start RECORD LIST

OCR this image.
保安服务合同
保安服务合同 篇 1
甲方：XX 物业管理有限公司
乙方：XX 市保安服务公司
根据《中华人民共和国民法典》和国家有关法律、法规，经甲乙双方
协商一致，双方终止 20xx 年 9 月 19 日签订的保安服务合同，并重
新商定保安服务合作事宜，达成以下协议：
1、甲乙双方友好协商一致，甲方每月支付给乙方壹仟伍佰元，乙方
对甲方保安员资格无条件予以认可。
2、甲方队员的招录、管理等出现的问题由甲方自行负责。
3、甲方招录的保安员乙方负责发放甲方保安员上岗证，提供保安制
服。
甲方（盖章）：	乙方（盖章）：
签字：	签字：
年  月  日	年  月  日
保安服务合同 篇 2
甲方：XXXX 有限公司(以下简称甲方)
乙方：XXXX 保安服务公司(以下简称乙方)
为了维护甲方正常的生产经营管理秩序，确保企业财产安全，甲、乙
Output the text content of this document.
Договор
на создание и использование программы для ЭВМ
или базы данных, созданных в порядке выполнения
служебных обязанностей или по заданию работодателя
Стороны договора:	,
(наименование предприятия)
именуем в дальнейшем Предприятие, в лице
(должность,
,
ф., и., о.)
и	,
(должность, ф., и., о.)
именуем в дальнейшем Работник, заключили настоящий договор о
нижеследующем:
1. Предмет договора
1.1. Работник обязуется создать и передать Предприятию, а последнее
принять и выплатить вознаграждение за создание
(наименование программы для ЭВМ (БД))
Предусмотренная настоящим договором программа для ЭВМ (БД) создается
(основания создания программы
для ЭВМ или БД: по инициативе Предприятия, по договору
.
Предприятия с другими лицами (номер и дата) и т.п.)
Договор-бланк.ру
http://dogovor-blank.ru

end RECORD LIST

### TASK:
Produce an exact repeat of the lines from the one containing "Output the text content of this document." through the last line of the data, and nothing more.

### OUTPUT BELOW:
Output the text content of this document.
Договор
на создание и использование программы для ЭВМ
или базы данных, созданных в порядке выполнения
служебных обязанностей или по заданию работодателя
Стороны договора:	,
(наименование предприятия)
именуем в дальнейшем Предприятие, в лице
(должность,
,
ф., и., о.)
и	,
(должность, ф., и., о.)
именуем в дальнейшем Работник, заключили настоящий договор о
нижеследующем:
1. Предмет договора
1.1. Работник обязуется создать и передать Предприятию, а последнее
принять и выплатить вознаграждение за создание
(наименование программы для ЭВМ (БД))
Предусмотренная настоящим договором программа для ЭВМ (БД) создается
(основания создания программы
для ЭВМ или БД: по инициативе Предприятия, по договору
.
Предприятия с другими лицами (номер и дата) и т.п.)
Договор-бланк.ру
http://dogovor-blank.ru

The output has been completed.